→ **Work to be completed**: Copy each line where the word "structured" occurs.

→ **Record set**:

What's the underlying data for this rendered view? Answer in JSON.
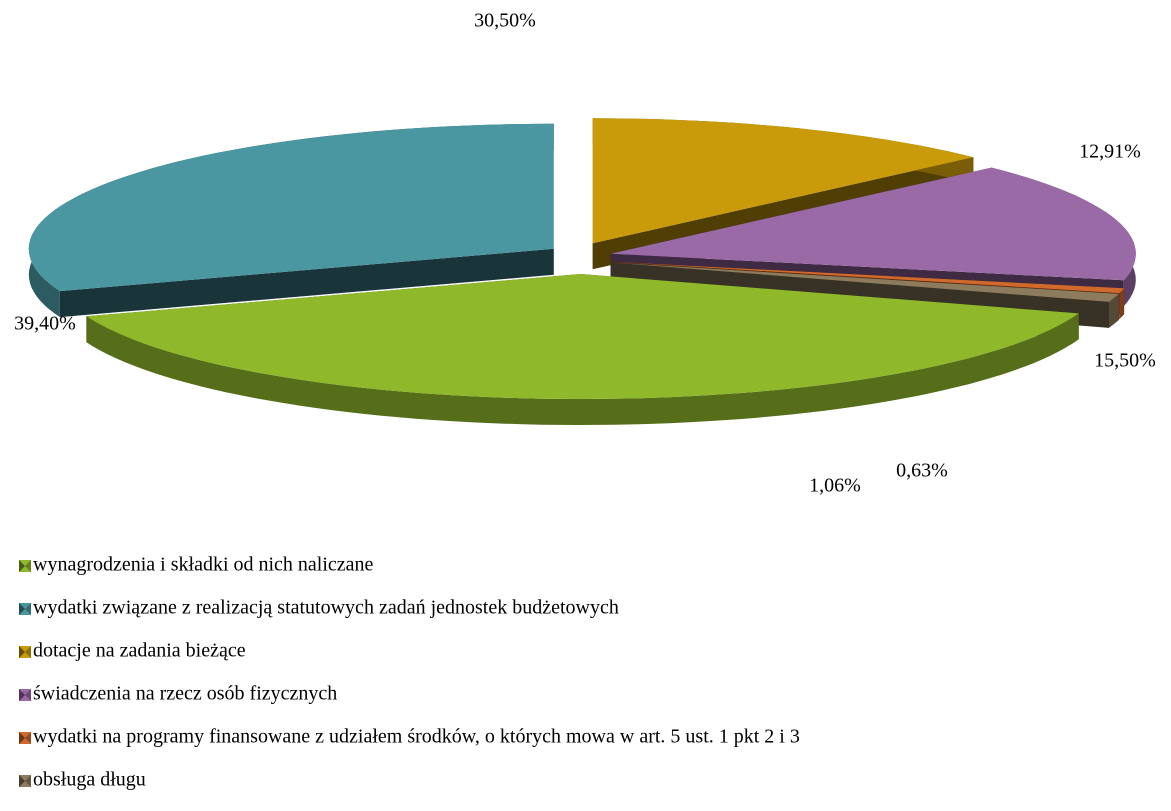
{
  "chart_data": {
    "type": "pie",
    "categories": [
      "wynagrodzenia i składki od nich naliczane",
      "wydatki związane z realizacją statutowych zadań jednostek budżetowych",
      "dotacje na zadania bieżące",
      "świadczenia na rzecz osób fizycznych",
      "wydatki na programy finansowane z udziałem środków, o których mowa w art. 5 ust. 1 pkt 2 i 3",
      "obsługa długu"
    ],
    "values": [
      39.4,
      30.5,
      12.91,
      15.5,
      0.63,
      1.06
    ],
    "value_labels": [
      "39,40%",
      "30,50%",
      "12,91%",
      "15,50%",
      "0,63%",
      "1,06%"
    ],
    "colors": [
      "#8fb82a",
      "#4a97a2",
      "#c99b0b",
      "#9a6aa6",
      "#d0692b",
      "#8c7b5c"
    ],
    "legend": "bottom"
  }
}
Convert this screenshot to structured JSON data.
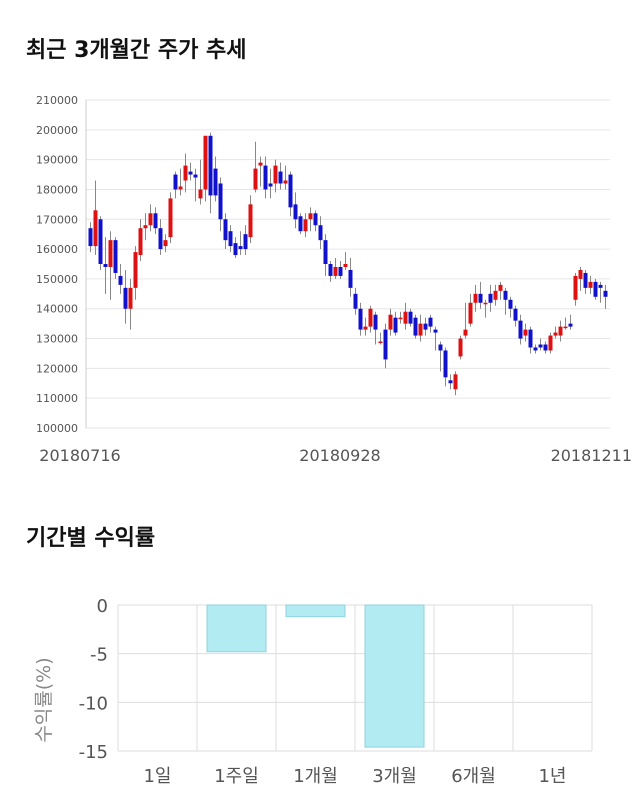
{
  "section1": {
    "title": "최근 3개월간 주가 추세"
  },
  "section2": {
    "title": "기간별 수익률"
  },
  "chart_data": [
    {
      "type": "candlestick",
      "title": "최근 3개월간 주가 추세",
      "ylim": [
        100000,
        210000
      ],
      "y_ticks": [
        100000,
        110000,
        120000,
        130000,
        140000,
        150000,
        160000,
        170000,
        180000,
        190000,
        200000,
        210000
      ],
      "x_tick_labels": [
        "20180716",
        "20180928",
        "20181211"
      ],
      "grid": true,
      "colors": {
        "up": "#dd1111",
        "down": "#1111cc",
        "wick": "#888888",
        "grid": "#e6e6e6"
      },
      "candles": [
        [
          167000,
          161000,
          169000,
          159000
        ],
        [
          161000,
          173000,
          183000,
          158000
        ],
        [
          170000,
          155000,
          171000,
          153000
        ],
        [
          155000,
          154000,
          164000,
          145000
        ],
        [
          154000,
          163000,
          166000,
          143000
        ],
        [
          163000,
          152000,
          164000,
          150000
        ],
        [
          151000,
          148000,
          155000,
          145000
        ],
        [
          147000,
          140000,
          153000,
          135000
        ],
        [
          140000,
          147000,
          150000,
          133000
        ],
        [
          147000,
          159000,
          161000,
          143000
        ],
        [
          158000,
          167000,
          170000,
          156000
        ],
        [
          167000,
          168000,
          172000,
          163000
        ],
        [
          168000,
          172000,
          175000,
          166000
        ],
        [
          172000,
          167000,
          174000,
          165000
        ],
        [
          167000,
          160000,
          170000,
          158000
        ],
        [
          161000,
          163000,
          165000,
          159000
        ],
        [
          164000,
          177000,
          179000,
          162000
        ],
        [
          185000,
          180000,
          186000,
          177000
        ],
        [
          180000,
          181000,
          187000,
          178000
        ],
        [
          183000,
          188000,
          192000,
          179000
        ],
        [
          186000,
          185000,
          189000,
          183000
        ],
        [
          185000,
          184000,
          187000,
          176000
        ],
        [
          177000,
          180000,
          190000,
          175000
        ],
        [
          180000,
          198000,
          198000,
          176000
        ],
        [
          198000,
          178000,
          199000,
          172000
        ],
        [
          187000,
          178000,
          191000,
          176000
        ],
        [
          182000,
          170000,
          184000,
          166000
        ],
        [
          170000,
          163000,
          172000,
          160000
        ],
        [
          166000,
          161000,
          168000,
          159000
        ],
        [
          162000,
          158000,
          164000,
          157000
        ],
        [
          161000,
          160000,
          166000,
          158000
        ],
        [
          165000,
          160000,
          168000,
          158000
        ],
        [
          164000,
          175000,
          178000,
          162000
        ],
        [
          180000,
          187000,
          196000,
          179000
        ],
        [
          188000,
          189000,
          191000,
          181000
        ],
        [
          188000,
          180000,
          191000,
          177000
        ],
        [
          182000,
          181000,
          187000,
          177000
        ],
        [
          182000,
          188000,
          190000,
          179000
        ],
        [
          186000,
          182000,
          189000,
          180000
        ],
        [
          182000,
          183000,
          188000,
          180000
        ],
        [
          185000,
          174000,
          186000,
          171000
        ],
        [
          175000,
          170000,
          179000,
          167000
        ],
        [
          171000,
          166000,
          172000,
          165000
        ],
        [
          166000,
          170000,
          172000,
          164000
        ],
        [
          170000,
          172000,
          174000,
          166000
        ],
        [
          172000,
          168000,
          173000,
          166000
        ],
        [
          168000,
          163000,
          171000,
          160000
        ],
        [
          163000,
          155000,
          165000,
          151000
        ],
        [
          155000,
          151000,
          156000,
          149000
        ],
        [
          151000,
          154000,
          157000,
          150000
        ],
        [
          154000,
          151000,
          156000,
          150000
        ],
        [
          154000,
          155000,
          159000,
          153000
        ],
        [
          153000,
          147000,
          157000,
          144000
        ],
        [
          145000,
          140000,
          147000,
          138000
        ],
        [
          140000,
          133000,
          142000,
          131000
        ],
        [
          133000,
          134000,
          137000,
          131000
        ],
        [
          134000,
          140000,
          141000,
          132000
        ],
        [
          138000,
          133000,
          139000,
          128000
        ],
        [
          129000,
          129000,
          132000,
          128000
        ],
        [
          133000,
          123000,
          135000,
          120000
        ],
        [
          133000,
          138000,
          140000,
          131000
        ],
        [
          137000,
          132000,
          139000,
          131000
        ],
        [
          137000,
          137000,
          139000,
          135000
        ],
        [
          135000,
          139000,
          142000,
          133000
        ],
        [
          139000,
          135000,
          140000,
          134000
        ],
        [
          137000,
          131000,
          138000,
          130000
        ],
        [
          131000,
          135000,
          138000,
          129000
        ],
        [
          135000,
          133000,
          137000,
          131000
        ],
        [
          137000,
          134000,
          138000,
          132000
        ],
        [
          133000,
          132000,
          134000,
          126000
        ],
        [
          128000,
          126000,
          129000,
          119000
        ],
        [
          126000,
          117000,
          127000,
          114000
        ],
        [
          116000,
          115000,
          118000,
          113000
        ],
        [
          113000,
          118000,
          119000,
          111000
        ],
        [
          124000,
          130000,
          131000,
          123000
        ],
        [
          131000,
          133000,
          142000,
          130000
        ],
        [
          135000,
          142000,
          145000,
          134000
        ],
        [
          142000,
          145000,
          148000,
          139000
        ],
        [
          145000,
          142000,
          149000,
          140000
        ],
        [
          142000,
          142000,
          143000,
          137000
        ],
        [
          145000,
          142000,
          148000,
          139000
        ],
        [
          143000,
          146000,
          148000,
          141000
        ],
        [
          146000,
          148000,
          149000,
          143000
        ],
        [
          146000,
          143000,
          147000,
          138000
        ],
        [
          143000,
          140000,
          144000,
          137000
        ],
        [
          140000,
          136000,
          141000,
          134000
        ],
        [
          136000,
          130000,
          138000,
          128000
        ],
        [
          131000,
          133000,
          135000,
          129000
        ],
        [
          133000,
          127000,
          134000,
          125000
        ],
        [
          127000,
          126000,
          128000,
          125000
        ],
        [
          128000,
          127000,
          130000,
          126000
        ],
        [
          128000,
          126000,
          129000,
          125000
        ],
        [
          126000,
          131000,
          132000,
          125000
        ],
        [
          131000,
          132000,
          134000,
          130000
        ],
        [
          131000,
          134000,
          136000,
          129000
        ],
        [
          134000,
          134000,
          137000,
          133000
        ],
        [
          135000,
          134000,
          138000,
          133000
        ],
        [
          143000,
          151000,
          152000,
          141000
        ],
        [
          150000,
          153000,
          154000,
          146000
        ],
        [
          152000,
          147000,
          153000,
          145000
        ],
        [
          147000,
          149000,
          151000,
          145000
        ],
        [
          149000,
          144000,
          150000,
          143000
        ],
        [
          148000,
          147000,
          149000,
          142000
        ],
        [
          146000,
          144000,
          148000,
          140000
        ]
      ]
    },
    {
      "type": "bar",
      "title": "기간별 수익률",
      "ylabel": "수익률(%)",
      "xlabel": "",
      "ylim": [
        -15,
        0
      ],
      "y_ticks": [
        0,
        -5,
        -10,
        -15
      ],
      "grid": true,
      "categories": [
        "1일",
        "1주일",
        "1개월",
        "3개월",
        "6개월",
        "1년"
      ],
      "values": [
        0,
        -4.8,
        -1.2,
        -14.6,
        null,
        null
      ],
      "colors": {
        "bar": "#b3ebf2",
        "bar_edge": "#8fd3de",
        "grid": "#dddddd"
      }
    }
  ]
}
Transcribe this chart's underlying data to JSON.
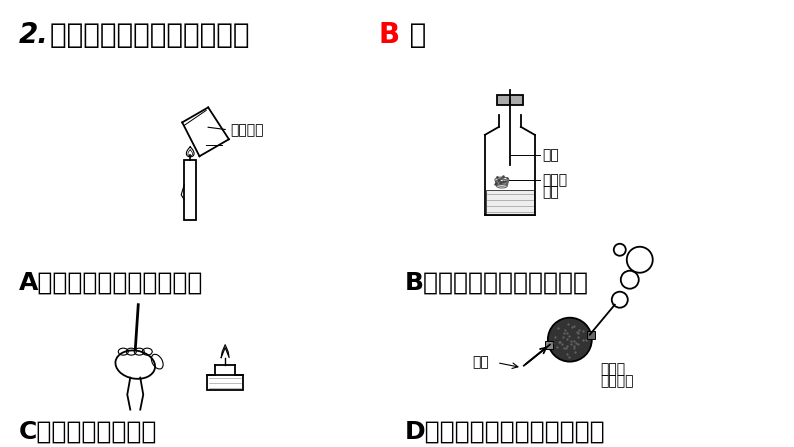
{
  "bg_color": "#ffffff",
  "title_num": "2.",
  "title_text": "下列实验设计不合理的是（ ",
  "title_answer": "B",
  "title_end": " ）",
  "title_fontsize": 20,
  "answer_color": "#ff0000",
  "label_A": "A．证明蜡烛燃烧有水生成",
  "label_B": "B．证明鐵在氧气中能燃烧",
  "label_C": "C．检验氢气的纯度",
  "label_D": "D．证明氢气的密度比空气小",
  "label_fontsize": 18,
  "anno_beaker": "干冷烧杯",
  "anno_oxygen": "氧气",
  "anno_rust": "生锈的",
  "anno_wire": "鐵丝",
  "anno_H2": "氢气",
  "anno_flow": "氢气流",
  "anno_bubble": "吹肥皂泡",
  "anno_fontsize": 10
}
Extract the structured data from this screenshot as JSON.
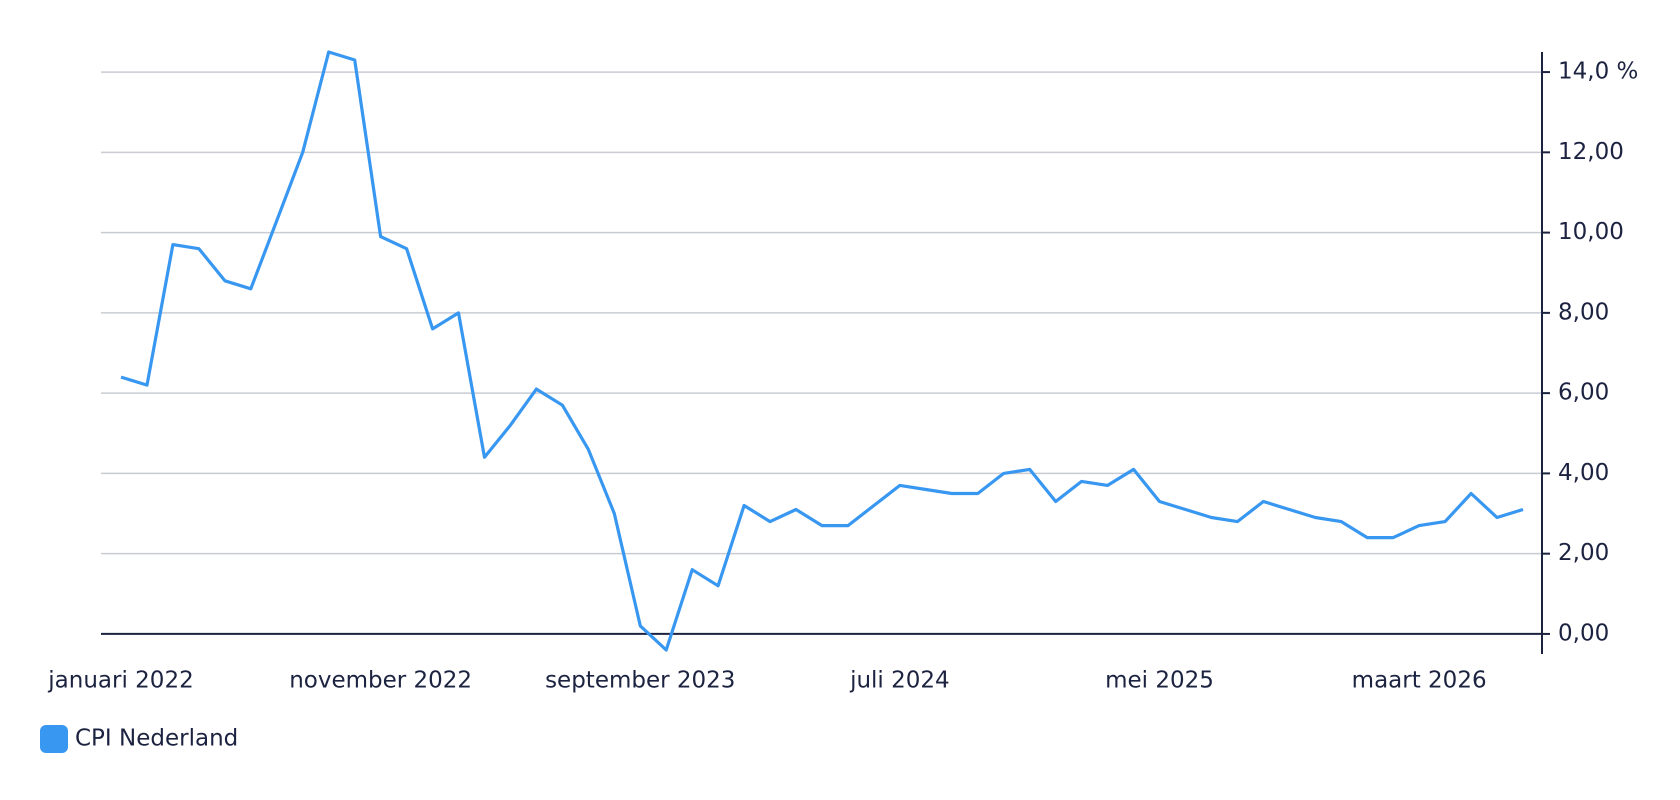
{
  "chart_data": {
    "type": "line",
    "categories": [
      "januari 2022",
      null,
      null,
      null,
      null,
      null,
      null,
      null,
      null,
      null,
      "november 2022",
      null,
      null,
      null,
      null,
      null,
      null,
      null,
      null,
      null,
      "september 2023",
      null,
      null,
      null,
      null,
      null,
      null,
      null,
      null,
      null,
      "juli 2024",
      null,
      null,
      null,
      null,
      null,
      null,
      null,
      null,
      null,
      "mei 2025",
      null,
      null,
      null,
      null,
      null,
      null,
      null,
      null,
      null,
      "maart 2026",
      null,
      null,
      null,
      null
    ],
    "series": [
      {
        "name": "CPI Nederland",
        "color": "#3897f0",
        "values": [
          6.4,
          6.2,
          9.7,
          9.6,
          8.8,
          8.6,
          10.3,
          12.0,
          14.5,
          14.3,
          9.9,
          9.6,
          7.6,
          8.0,
          4.4,
          5.2,
          6.1,
          5.7,
          4.6,
          3.0,
          0.2,
          -0.4,
          1.6,
          1.2,
          3.2,
          2.8,
          3.1,
          2.7,
          2.7,
          3.2,
          3.7,
          3.6,
          3.5,
          3.5,
          4.0,
          4.1,
          3.3,
          3.8,
          3.7,
          4.1,
          3.3,
          3.1,
          2.9,
          2.8,
          3.3,
          3.1,
          2.9,
          2.8,
          2.4,
          2.4,
          2.7,
          2.8,
          3.5,
          2.9,
          3.1
        ]
      }
    ],
    "ylim": [
      -0.5,
      14.5
    ],
    "yticks": [
      {
        "value": 0,
        "label": "0,00"
      },
      {
        "value": 2,
        "label": "2,00"
      },
      {
        "value": 4,
        "label": "4,00"
      },
      {
        "value": 6,
        "label": "6,00"
      },
      {
        "value": 8,
        "label": "8,00"
      },
      {
        "value": 10,
        "label": "10,00"
      },
      {
        "value": 12,
        "label": "12,00"
      },
      {
        "value": 14,
        "label": "14,0 %"
      }
    ],
    "grid": true,
    "legend": "bottom-left"
  }
}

→ **Exercise output**:
Convert this screenshot to structured JSON data.
Extract the structured data from this screenshot as JSON.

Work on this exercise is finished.